[begin Given data]

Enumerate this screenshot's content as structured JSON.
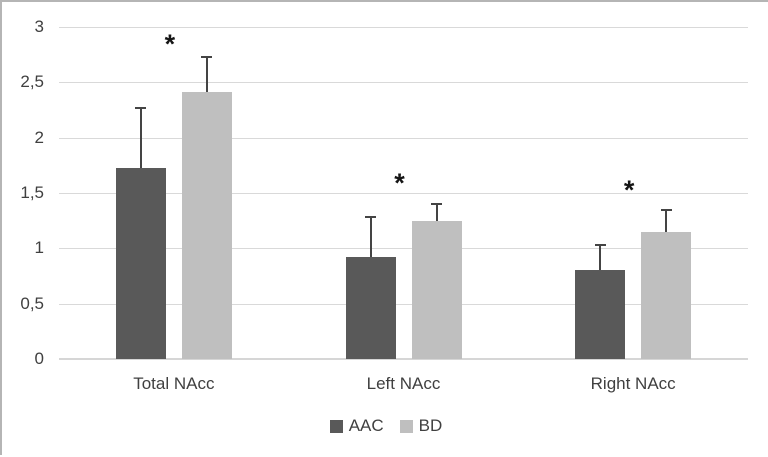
{
  "figure": {
    "background_color": "#ffffff",
    "border_color": "#b5b5b5"
  },
  "chart_data": {
    "type": "bar",
    "title": "",
    "xlabel": "",
    "ylabel": "",
    "categories": [
      "Total NAcc",
      "Left NAcc",
      "Right NAcc"
    ],
    "series": [
      {
        "name": "AAC",
        "color": "#595959",
        "values": [
          1.73,
          0.92,
          0.8
        ],
        "error_up": [
          0.54,
          0.36,
          0.23
        ]
      },
      {
        "name": "BD",
        "color": "#bfbfbf",
        "values": [
          2.41,
          1.25,
          1.15
        ],
        "error_up": [
          0.32,
          0.15,
          0.2
        ]
      }
    ],
    "annotations": [
      {
        "text": "*",
        "category_index": 0,
        "y": 2.88
      },
      {
        "text": "*",
        "category_index": 1,
        "y": 1.63
      },
      {
        "text": "*",
        "category_index": 2,
        "y": 1.56
      }
    ],
    "y_axis": {
      "min": 0,
      "max": 3,
      "step": 0.5,
      "tick_labels": [
        "0",
        "0,5",
        "1",
        "1,5",
        "2",
        "2,5",
        "3"
      ]
    },
    "grid": true,
    "gridline_color": "#d9d9d9",
    "error_bar_color": "#444444",
    "text_color": "#404040",
    "legend_position": "bottom"
  }
}
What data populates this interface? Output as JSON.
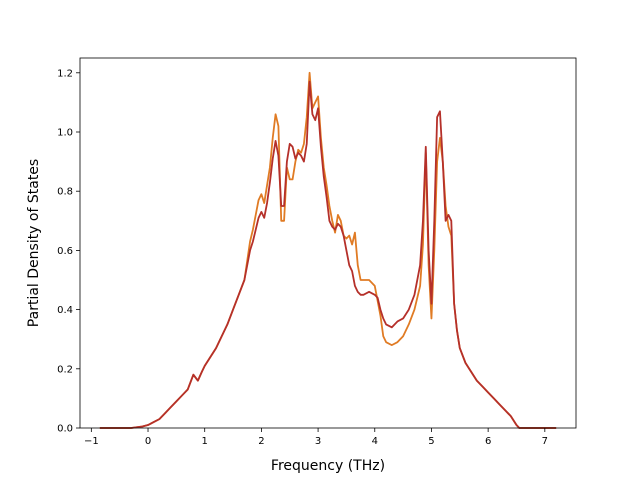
{
  "chart_data": {
    "type": "line",
    "title": "",
    "xlabel": "Frequency (THz)",
    "ylabel": "Partial Density of States",
    "xlim": [
      -1.2,
      7.55
    ],
    "ylim": [
      0,
      1.25
    ],
    "xticks": [
      -1,
      0,
      1,
      2,
      3,
      4,
      5,
      6,
      7
    ],
    "yticks": [
      0.0,
      0.2,
      0.4,
      0.6,
      0.8,
      1.0,
      1.2
    ],
    "xtick_labels": [
      "−1",
      "0",
      "1",
      "2",
      "3",
      "4",
      "5",
      "6",
      "7"
    ],
    "ytick_labels": [
      "0.0",
      "0.2",
      "0.4",
      "0.6",
      "0.8",
      "1.0",
      "1.2"
    ],
    "grid": false,
    "legend": "none",
    "series": [
      {
        "color": "#e07b24",
        "x": [
          -0.85,
          -0.3,
          -0.1,
          0.0,
          0.1,
          0.2,
          0.3,
          0.4,
          0.5,
          0.6,
          0.7,
          0.8,
          0.88,
          0.95,
          1.0,
          1.1,
          1.2,
          1.3,
          1.4,
          1.5,
          1.6,
          1.7,
          1.8,
          1.85,
          1.9,
          1.95,
          2.0,
          2.05,
          2.1,
          2.15,
          2.2,
          2.25,
          2.3,
          2.35,
          2.4,
          2.45,
          2.5,
          2.55,
          2.6,
          2.65,
          2.7,
          2.75,
          2.8,
          2.85,
          2.9,
          2.95,
          3.0,
          3.05,
          3.1,
          3.15,
          3.2,
          3.25,
          3.3,
          3.35,
          3.4,
          3.45,
          3.5,
          3.55,
          3.6,
          3.65,
          3.7,
          3.75,
          3.8,
          3.9,
          4.0,
          4.05,
          4.1,
          4.15,
          4.2,
          4.3,
          4.4,
          4.5,
          4.6,
          4.7,
          4.8,
          4.85,
          4.9,
          4.95,
          5.0,
          5.05,
          5.1,
          5.15,
          5.2,
          5.25,
          5.3,
          5.35,
          5.4,
          5.45,
          5.5,
          5.6,
          5.7,
          5.8,
          5.9,
          6.0,
          6.1,
          6.2,
          6.3,
          6.4,
          6.5,
          6.55,
          6.6,
          7.2
        ],
        "y": [
          0.0,
          0.0,
          0.005,
          0.01,
          0.02,
          0.03,
          0.05,
          0.07,
          0.09,
          0.11,
          0.13,
          0.18,
          0.16,
          0.19,
          0.21,
          0.24,
          0.27,
          0.31,
          0.35,
          0.4,
          0.45,
          0.5,
          0.63,
          0.67,
          0.72,
          0.77,
          0.79,
          0.76,
          0.82,
          0.88,
          0.98,
          1.06,
          1.02,
          0.7,
          0.7,
          0.88,
          0.84,
          0.84,
          0.9,
          0.94,
          0.93,
          0.96,
          1.05,
          1.2,
          1.08,
          1.1,
          1.12,
          0.98,
          0.88,
          0.82,
          0.75,
          0.7,
          0.66,
          0.72,
          0.7,
          0.65,
          0.64,
          0.65,
          0.62,
          0.66,
          0.55,
          0.5,
          0.5,
          0.5,
          0.48,
          0.43,
          0.38,
          0.31,
          0.29,
          0.28,
          0.29,
          0.31,
          0.35,
          0.4,
          0.48,
          0.62,
          0.93,
          0.55,
          0.37,
          0.6,
          0.9,
          0.98,
          0.9,
          0.75,
          0.68,
          0.65,
          0.42,
          0.33,
          0.27,
          0.22,
          0.19,
          0.16,
          0.14,
          0.12,
          0.1,
          0.08,
          0.06,
          0.04,
          0.01,
          0.0,
          0.0,
          0.0
        ]
      },
      {
        "color": "#b5302a",
        "x": [
          -0.85,
          -0.3,
          -0.1,
          0.0,
          0.1,
          0.2,
          0.3,
          0.4,
          0.5,
          0.6,
          0.7,
          0.8,
          0.88,
          0.95,
          1.0,
          1.1,
          1.2,
          1.3,
          1.4,
          1.5,
          1.6,
          1.7,
          1.8,
          1.85,
          1.9,
          1.95,
          2.0,
          2.05,
          2.1,
          2.15,
          2.2,
          2.25,
          2.3,
          2.35,
          2.4,
          2.45,
          2.5,
          2.55,
          2.6,
          2.65,
          2.7,
          2.75,
          2.8,
          2.85,
          2.9,
          2.95,
          3.0,
          3.05,
          3.1,
          3.15,
          3.2,
          3.25,
          3.3,
          3.35,
          3.4,
          3.45,
          3.5,
          3.55,
          3.6,
          3.65,
          3.7,
          3.75,
          3.8,
          3.9,
          4.0,
          4.05,
          4.1,
          4.15,
          4.2,
          4.3,
          4.4,
          4.5,
          4.6,
          4.7,
          4.8,
          4.85,
          4.9,
          4.95,
          5.0,
          5.05,
          5.1,
          5.15,
          5.2,
          5.25,
          5.3,
          5.35,
          5.4,
          5.45,
          5.5,
          5.6,
          5.7,
          5.8,
          5.9,
          6.0,
          6.1,
          6.2,
          6.3,
          6.4,
          6.5,
          6.55,
          6.6,
          7.2
        ],
        "y": [
          0.0,
          0.0,
          0.005,
          0.01,
          0.02,
          0.03,
          0.05,
          0.07,
          0.09,
          0.11,
          0.13,
          0.18,
          0.16,
          0.19,
          0.21,
          0.24,
          0.27,
          0.31,
          0.35,
          0.4,
          0.45,
          0.5,
          0.6,
          0.63,
          0.67,
          0.71,
          0.73,
          0.71,
          0.76,
          0.83,
          0.91,
          0.97,
          0.92,
          0.75,
          0.75,
          0.9,
          0.96,
          0.95,
          0.91,
          0.93,
          0.92,
          0.9,
          0.96,
          1.17,
          1.06,
          1.04,
          1.08,
          0.95,
          0.85,
          0.78,
          0.7,
          0.68,
          0.67,
          0.69,
          0.68,
          0.65,
          0.6,
          0.55,
          0.53,
          0.48,
          0.46,
          0.45,
          0.45,
          0.46,
          0.45,
          0.44,
          0.4,
          0.37,
          0.35,
          0.34,
          0.36,
          0.37,
          0.4,
          0.45,
          0.55,
          0.7,
          0.95,
          0.6,
          0.42,
          0.7,
          1.05,
          1.07,
          0.9,
          0.7,
          0.72,
          0.7,
          0.42,
          0.33,
          0.27,
          0.22,
          0.19,
          0.16,
          0.14,
          0.12,
          0.1,
          0.08,
          0.06,
          0.04,
          0.01,
          0.0,
          0.0,
          0.0
        ]
      }
    ]
  }
}
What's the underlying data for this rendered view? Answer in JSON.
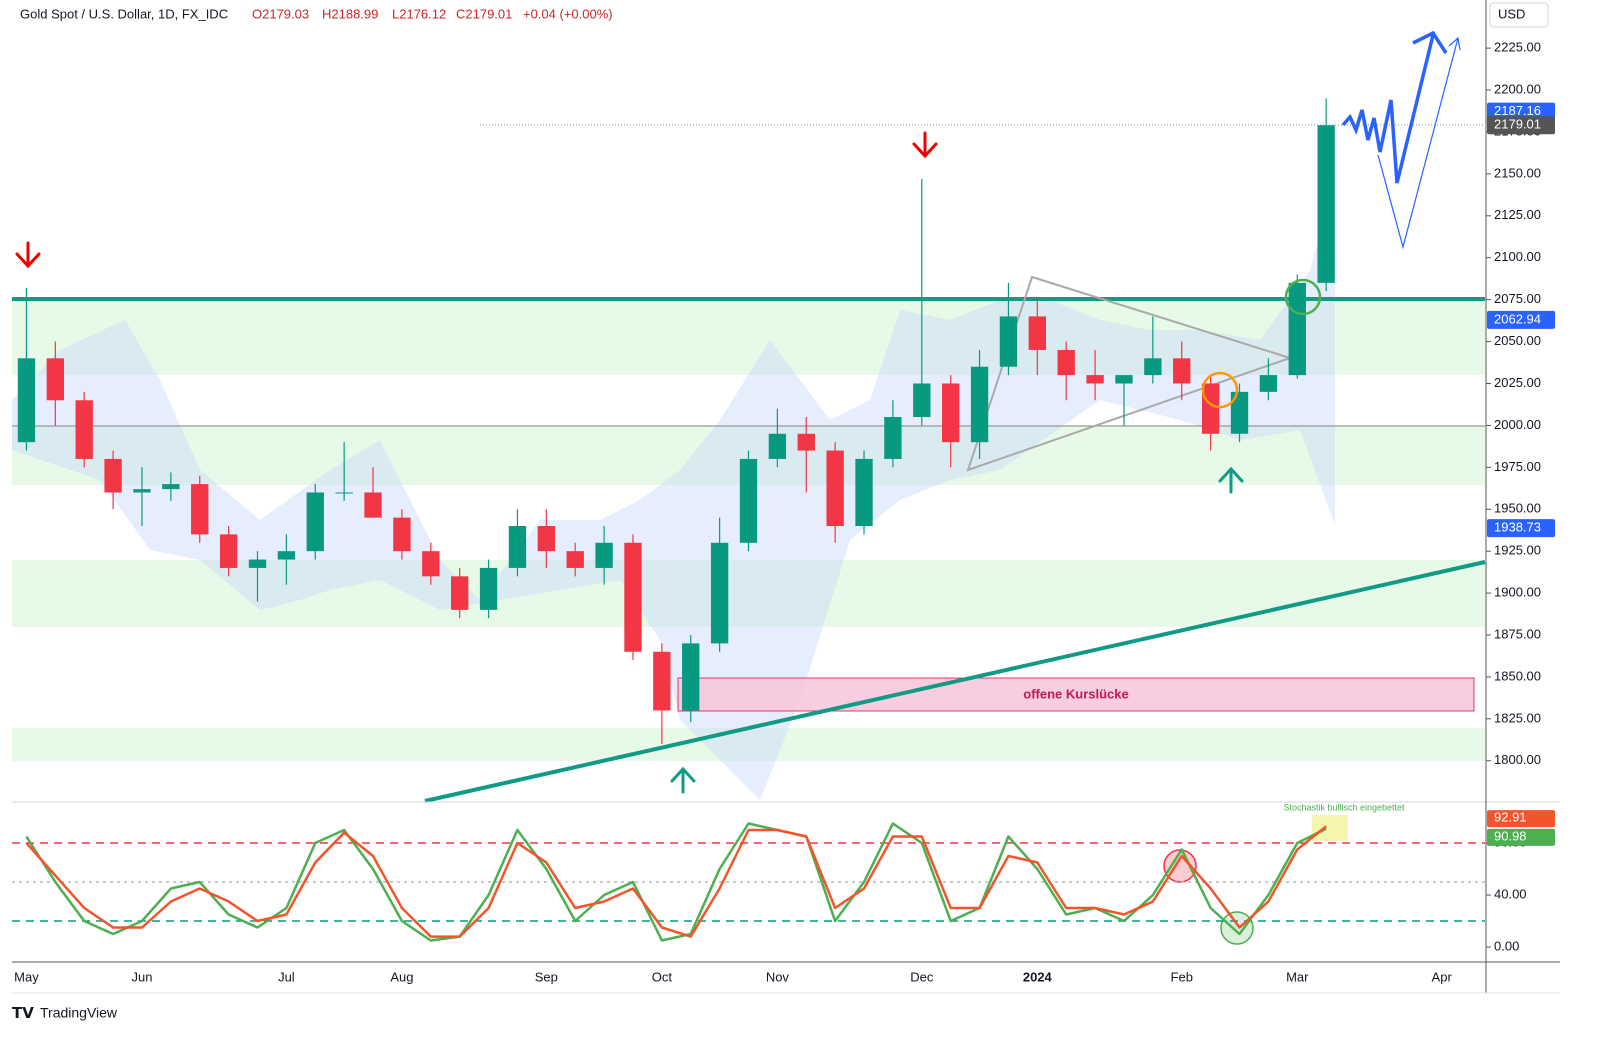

[end Given data]

Copy each line of the records containing the string "What".

What data populates this interface? Output as JSON.
What's the underlying data for this rendered view? Answer in JSON.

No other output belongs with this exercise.